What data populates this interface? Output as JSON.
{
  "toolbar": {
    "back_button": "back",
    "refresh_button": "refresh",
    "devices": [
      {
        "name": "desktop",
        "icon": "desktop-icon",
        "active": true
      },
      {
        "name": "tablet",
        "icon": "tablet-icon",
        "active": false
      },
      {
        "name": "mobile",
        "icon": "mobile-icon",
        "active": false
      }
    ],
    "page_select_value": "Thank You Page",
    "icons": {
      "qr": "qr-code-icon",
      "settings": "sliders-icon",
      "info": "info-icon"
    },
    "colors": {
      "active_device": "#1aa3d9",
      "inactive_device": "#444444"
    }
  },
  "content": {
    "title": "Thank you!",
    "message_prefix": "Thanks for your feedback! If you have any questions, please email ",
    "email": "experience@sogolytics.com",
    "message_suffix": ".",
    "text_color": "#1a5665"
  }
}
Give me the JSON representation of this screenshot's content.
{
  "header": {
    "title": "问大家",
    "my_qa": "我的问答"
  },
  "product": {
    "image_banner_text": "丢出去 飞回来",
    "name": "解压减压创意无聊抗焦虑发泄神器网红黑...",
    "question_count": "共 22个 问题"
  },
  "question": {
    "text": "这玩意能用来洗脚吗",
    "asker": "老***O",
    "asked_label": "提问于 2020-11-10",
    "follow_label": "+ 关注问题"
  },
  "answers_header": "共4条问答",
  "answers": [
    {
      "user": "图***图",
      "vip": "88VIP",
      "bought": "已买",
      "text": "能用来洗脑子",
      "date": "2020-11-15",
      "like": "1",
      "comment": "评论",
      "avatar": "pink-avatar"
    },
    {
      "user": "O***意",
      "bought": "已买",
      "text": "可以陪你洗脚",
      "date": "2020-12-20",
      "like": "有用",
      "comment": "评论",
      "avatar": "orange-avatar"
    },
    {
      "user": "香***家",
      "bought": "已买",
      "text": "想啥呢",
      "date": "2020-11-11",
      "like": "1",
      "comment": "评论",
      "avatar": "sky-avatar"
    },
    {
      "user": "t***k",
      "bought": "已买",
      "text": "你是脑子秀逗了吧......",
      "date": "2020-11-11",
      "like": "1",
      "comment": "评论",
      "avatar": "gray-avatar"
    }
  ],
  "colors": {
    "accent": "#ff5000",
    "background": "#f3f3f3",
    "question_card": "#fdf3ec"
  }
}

━━━━

Return each line of the records above exactly as it reads.

Answer to the exercise -
What data populates this interface? Output as JSON.
{
  "toolbar": {
    "back_button": "back",
    "refresh_button": "refresh",
    "devices": [
      {
        "name": "desktop",
        "icon": "desktop-icon",
        "active": true
      },
      {
        "name": "tablet",
        "icon": "tablet-icon",
        "active": false
      },
      {
        "name": "mobile",
        "icon": "mobile-icon",
        "active": false
      }
    ],
    "page_select_value": "Thank You Page",
    "icons": {
      "qr": "qr-code-icon",
      "settings": "sliders-icon",
      "info": "info-icon"
    },
    "colors": {
      "active_device": "#1aa3d9",
      "inactive_device": "#444444"
    }
  },
  "content": {
    "title": "Thank you!",
    "message_prefix": "Thanks for your feedback! If you have any questions, please email ",
    "email": "experience@sogolytics.com",
    "message_suffix": ".",
    "text_color": "#1a5665"
  }
}
Give me the JSON representation of this screenshot's content.
{
  "header": {
    "title": "问大家",
    "my_qa": "我的问答"
  },
  "product": {
    "image_banner_text": "丢出去 飞回来",
    "name": "解压减压创意无聊抗焦虑发泄神器网红黑...",
    "question_count": "共 22个 问题"
  },
  "question": {
    "text": "这玩意能用来洗脚吗",
    "asker": "老***O",
    "asked_label": "提问于 2020-11-10",
    "follow_label": "+ 关注问题"
  },
  "answers_header": "共4条问答",
  "answers": [
    {
      "user": "图***图",
      "vip": "88VIP",
      "bought": "已买",
      "text": "能用来洗脑子",
      "date": "2020-11-15",
      "like": "1",
      "comment": "评论",
      "avatar": "pink-avatar"
    },
    {
      "user": "O***意",
      "bought": "已买",
      "text": "可以陪你洗脚",
      "date": "2020-12-20",
      "like": "有用",
      "comment": "评论",
      "avatar": "orange-avatar"
    },
    {
      "user": "香***家",
      "bought": "已买",
      "text": "想啥呢",
      "date": "2020-11-11",
      "like": "1",
      "comment": "评论",
      "avatar": "sky-avatar"
    },
    {
      "user": "t***k",
      "bought": "已买",
      "text": "你是脑子秀逗了吧......",
      "date": "2020-11-11",
      "like": "1",
      "comment": "评论",
      "avatar": "gray-avatar"
    }
  ],
  "colors": {
    "accent": "#ff5000",
    "background": "#f3f3f3",
    "question_card": "#fdf3ec"
  }
}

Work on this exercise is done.